┌──
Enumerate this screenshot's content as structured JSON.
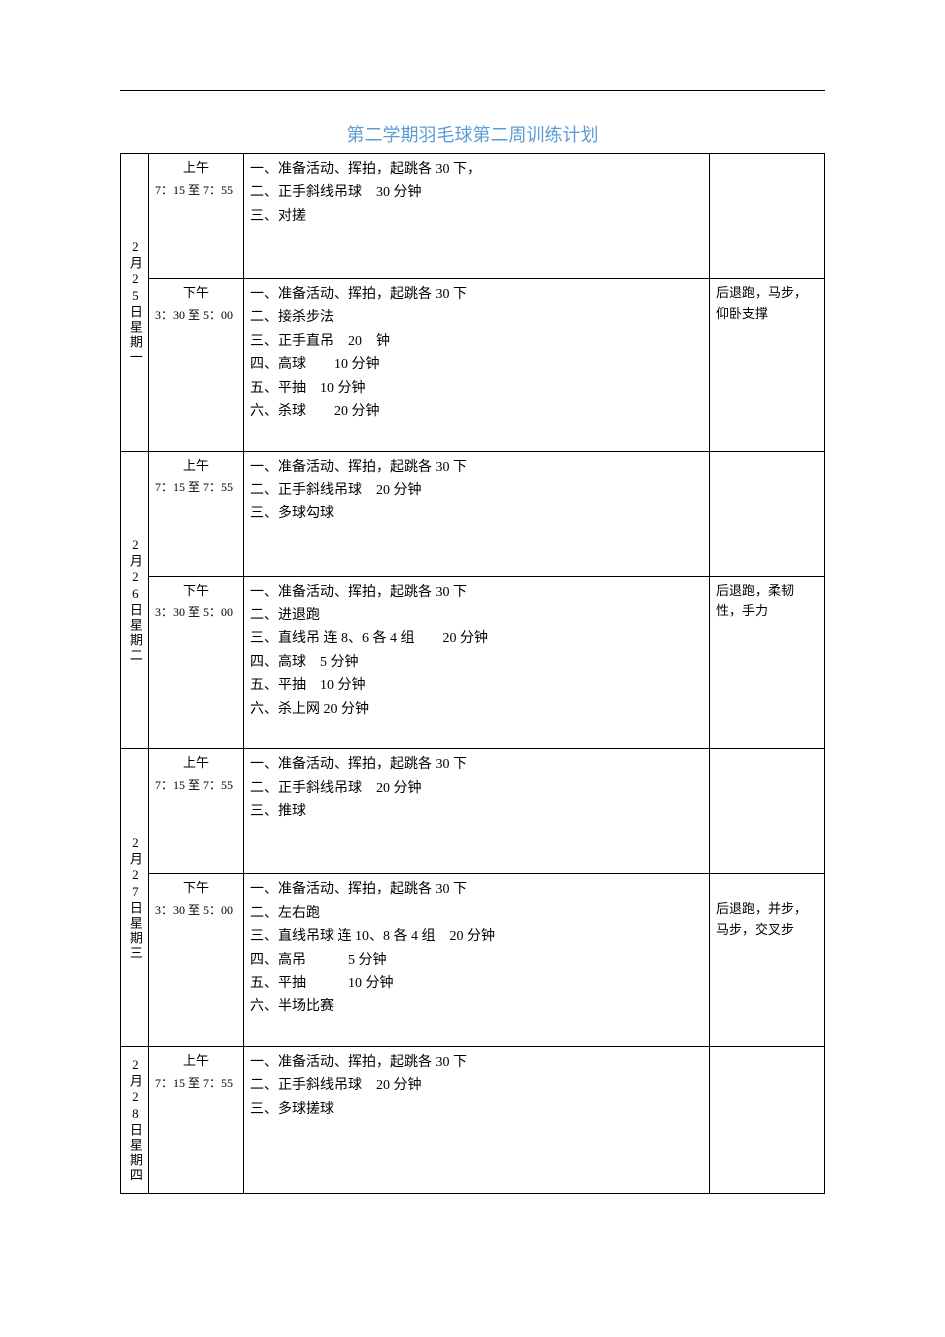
{
  "title": "第二学期羽毛球第二周训练计划",
  "days": [
    {
      "date_label": "2月25日星期一",
      "sessions": [
        {
          "period": "上午",
          "time": "7：15 至 7：55",
          "items": [
            "一、准备活动、挥拍，起跳各 30 下，",
            "二、正手斜线吊球　30 分钟",
            "三、对搓"
          ],
          "notes": ""
        },
        {
          "period": "下午",
          "time": "3：30 至 5：00",
          "items": [
            "一、准备活动、挥拍，起跳各 30 下",
            "二、接杀步法",
            "三、正手直吊　20　钟",
            "四、高球　　10 分钟",
            "五、平抽　10 分钟",
            "六、杀球　　20 分钟"
          ],
          "notes": "后退跑，马步，仰卧支撑"
        }
      ]
    },
    {
      "date_label": "2月26日星期二",
      "sessions": [
        {
          "period": "上午",
          "time": "7：15 至 7：55",
          "items": [
            "一、准备活动、挥拍，起跳各 30 下",
            "二、正手斜线吊球　20 分钟",
            "三、多球勾球"
          ],
          "notes": ""
        },
        {
          "period": "下午",
          "time": "3：30 至 5：00",
          "items": [
            "一、准备活动、挥拍，起跳各 30 下",
            "二、进退跑",
            "三、直线吊 连 8、6 各 4 组　　20 分钟",
            "四、高球　5 分钟",
            "五、平抽　10 分钟",
            "六、杀上网 20 分钟"
          ],
          "notes": "后退跑，柔韧性，手力"
        }
      ]
    },
    {
      "date_label": "2月27日星期三",
      "sessions": [
        {
          "period": "上午",
          "time": "7：15 至 7：55",
          "items": [
            "一、准备活动、挥拍，起跳各 30 下",
            "二、正手斜线吊球　20 分钟",
            "三、推球"
          ],
          "notes": ""
        },
        {
          "period": "下午",
          "time": "3：30 至 5：00",
          "items": [
            "一、准备活动、挥拍，起跳各 30 下",
            "二、左右跑",
            "三、直线吊球 连 10、8 各 4 组　20 分钟",
            "四、高吊　　　5 分钟",
            "五、平抽　　　10 分钟",
            "六、半场比赛"
          ],
          "notes": "后退跑，并步，马步，交叉步"
        }
      ]
    },
    {
      "date_label": "2月28日星期四",
      "sessions": [
        {
          "period": "上午",
          "time": "7：15 至 7：55",
          "items": [
            "一、准备活动、挥拍，起跳各 30 下",
            "二、正手斜线吊球　20 分钟",
            "三、多球搓球"
          ],
          "notes": ""
        }
      ]
    }
  ]
}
└──
Repeat all of the entries word for word, but omit the pictures.

Enumerate this screenshot's content as structured JSON.
{
  "title": "第二学期羽毛球第二周训练计划",
  "days": [
    {
      "date_label": "2月25日星期一",
      "sessions": [
        {
          "period": "上午",
          "time": "7：15 至 7：55",
          "items": [
            "一、准备活动、挥拍，起跳各 30 下，",
            "二、正手斜线吊球　30 分钟",
            "三、对搓"
          ],
          "notes": ""
        },
        {
          "period": "下午",
          "time": "3：30 至 5：00",
          "items": [
            "一、准备活动、挥拍，起跳各 30 下",
            "二、接杀步法",
            "三、正手直吊　20　钟",
            "四、高球　　10 分钟",
            "五、平抽　10 分钟",
            "六、杀球　　20 分钟"
          ],
          "notes": "后退跑，马步，仰卧支撑"
        }
      ]
    },
    {
      "date_label": "2月26日星期二",
      "sessions": [
        {
          "period": "上午",
          "time": "7：15 至 7：55",
          "items": [
            "一、准备活动、挥拍，起跳各 30 下",
            "二、正手斜线吊球　20 分钟",
            "三、多球勾球"
          ],
          "notes": ""
        },
        {
          "period": "下午",
          "time": "3：30 至 5：00",
          "items": [
            "一、准备活动、挥拍，起跳各 30 下",
            "二、进退跑",
            "三、直线吊 连 8、6 各 4 组　　20 分钟",
            "四、高球　5 分钟",
            "五、平抽　10 分钟",
            "六、杀上网 20 分钟"
          ],
          "notes": "后退跑，柔韧性，手力"
        }
      ]
    },
    {
      "date_label": "2月27日星期三",
      "sessions": [
        {
          "period": "上午",
          "time": "7：15 至 7：55",
          "items": [
            "一、准备活动、挥拍，起跳各 30 下",
            "二、正手斜线吊球　20 分钟",
            "三、推球"
          ],
          "notes": ""
        },
        {
          "period": "下午",
          "time": "3：30 至 5：00",
          "items": [
            "一、准备活动、挥拍，起跳各 30 下",
            "二、左右跑",
            "三、直线吊球 连 10、8 各 4 组　20 分钟",
            "四、高吊　　　5 分钟",
            "五、平抽　　　10 分钟",
            "六、半场比赛"
          ],
          "notes": "后退跑，并步，马步，交叉步"
        }
      ]
    },
    {
      "date_label": "2月28日星期四",
      "sessions": [
        {
          "period": "上午",
          "time": "7：15 至 7：55",
          "items": [
            "一、准备活动、挥拍，起跳各 30 下",
            "二、正手斜线吊球　20 分钟",
            "三、多球搓球"
          ],
          "notes": ""
        }
      ]
    }
  ]
}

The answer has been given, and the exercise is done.